───── SOURCE RECORDS
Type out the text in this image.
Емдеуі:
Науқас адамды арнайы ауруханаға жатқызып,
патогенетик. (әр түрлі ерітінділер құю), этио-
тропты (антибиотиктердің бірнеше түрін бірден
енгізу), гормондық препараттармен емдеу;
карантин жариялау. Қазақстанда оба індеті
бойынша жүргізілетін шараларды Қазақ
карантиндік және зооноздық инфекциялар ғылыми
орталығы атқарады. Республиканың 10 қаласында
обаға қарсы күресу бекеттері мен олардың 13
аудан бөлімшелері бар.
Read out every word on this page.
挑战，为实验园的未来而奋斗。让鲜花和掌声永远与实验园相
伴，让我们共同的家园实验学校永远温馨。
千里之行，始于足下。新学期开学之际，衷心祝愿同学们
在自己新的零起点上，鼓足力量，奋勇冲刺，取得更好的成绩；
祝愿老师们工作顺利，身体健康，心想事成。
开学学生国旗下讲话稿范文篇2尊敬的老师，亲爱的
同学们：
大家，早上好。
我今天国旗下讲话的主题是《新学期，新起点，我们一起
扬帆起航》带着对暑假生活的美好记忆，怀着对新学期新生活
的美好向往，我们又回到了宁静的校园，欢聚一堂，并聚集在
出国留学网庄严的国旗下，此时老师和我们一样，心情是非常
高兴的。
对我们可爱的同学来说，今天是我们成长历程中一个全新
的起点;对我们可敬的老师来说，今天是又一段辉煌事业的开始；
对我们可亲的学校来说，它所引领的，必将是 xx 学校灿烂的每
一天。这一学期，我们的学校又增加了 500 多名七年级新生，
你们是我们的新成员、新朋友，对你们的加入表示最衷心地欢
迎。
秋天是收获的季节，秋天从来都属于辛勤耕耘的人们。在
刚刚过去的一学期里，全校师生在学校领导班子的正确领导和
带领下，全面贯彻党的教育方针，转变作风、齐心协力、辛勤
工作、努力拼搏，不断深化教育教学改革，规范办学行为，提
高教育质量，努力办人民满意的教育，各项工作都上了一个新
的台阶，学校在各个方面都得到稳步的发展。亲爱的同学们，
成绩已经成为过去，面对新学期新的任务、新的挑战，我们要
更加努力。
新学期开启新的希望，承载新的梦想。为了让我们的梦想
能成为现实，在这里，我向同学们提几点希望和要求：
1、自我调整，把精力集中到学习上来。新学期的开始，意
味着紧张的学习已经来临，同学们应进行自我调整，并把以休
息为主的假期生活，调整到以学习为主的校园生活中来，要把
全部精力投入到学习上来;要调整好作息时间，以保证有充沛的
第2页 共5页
──────────
● **WHAT YOU NEED TO DO**: Set down the listing above in full, please, exactly as it appears.

● **THE OUTPUT**:
Type out the text in this image.
Емдеуі:
Науқас адамды арнайы ауруханаға жатқызып,
патогенетик. (әр түрлі ерітінділер құю), этио-
тропты (антибиотиктердің бірнеше түрін бірден
енгізу), гормондық препараттармен емдеу;
карантин жариялау. Қазақстанда оба індеті
бойынша жүргізілетін шараларды Қазақ
карантиндік және зооноздық инфекциялар ғылыми
орталығы атқарады. Республиканың 10 қаласында
обаға қарсы күресу бекеттері мен олардың 13
аудан бөлімшелері бар.
Read out every word on this page.
挑战，为实验园的未来而奋斗。让鲜花和掌声永远与实验园相
伴，让我们共同的家园实验学校永远温馨。
千里之行，始于足下。新学期开学之际，衷心祝愿同学们
在自己新的零起点上，鼓足力量，奋勇冲刺，取得更好的成绩；
祝愿老师们工作顺利，身体健康，心想事成。
开学学生国旗下讲话稿范文篇2尊敬的老师，亲爱的
同学们：
大家，早上好。
我今天国旗下讲话的主题是《新学期，新起点，我们一起
扬帆起航》带着对暑假生活的美好记忆，怀着对新学期新生活
的美好向往，我们又回到了宁静的校园，欢聚一堂，并聚集在
出国留学网庄严的国旗下，此时老师和我们一样，心情是非常
高兴的。
对我们可爱的同学来说，今天是我们成长历程中一个全新
的起点;对我们可敬的老师来说，今天是又一段辉煌事业的开始；
对我们可亲的学校来说，它所引领的，必将是 xx 学校灿烂的每
一天。这一学期，我们的学校又增加了 500 多名七年级新生，
你们是我们的新成员、新朋友，对你们的加入表示最衷心地欢
迎。
秋天是收获的季节，秋天从来都属于辛勤耕耘的人们。在
刚刚过去的一学期里，全校师生在学校领导班子的正确领导和
带领下，全面贯彻党的教育方针，转变作风、齐心协力、辛勤
工作、努力拼搏，不断深化教育教学改革，规范办学行为，提
高教育质量，努力办人民满意的教育，各项工作都上了一个新
的台阶，学校在各个方面都得到稳步的发展。亲爱的同学们，
成绩已经成为过去，面对新学期新的任务、新的挑战，我们要
更加努力。
新学期开启新的希望，承载新的梦想。为了让我们的梦想
能成为现实，在这里，我向同学们提几点希望和要求：
1、自我调整，把精力集中到学习上来。新学期的开始，意
味着紧张的学习已经来临，同学们应进行自我调整，并把以休
息为主的假期生活，调整到以学习为主的校园生活中来，要把
全部精力投入到学习上来;要调整好作息时间，以保证有充沛的
第2页 共5页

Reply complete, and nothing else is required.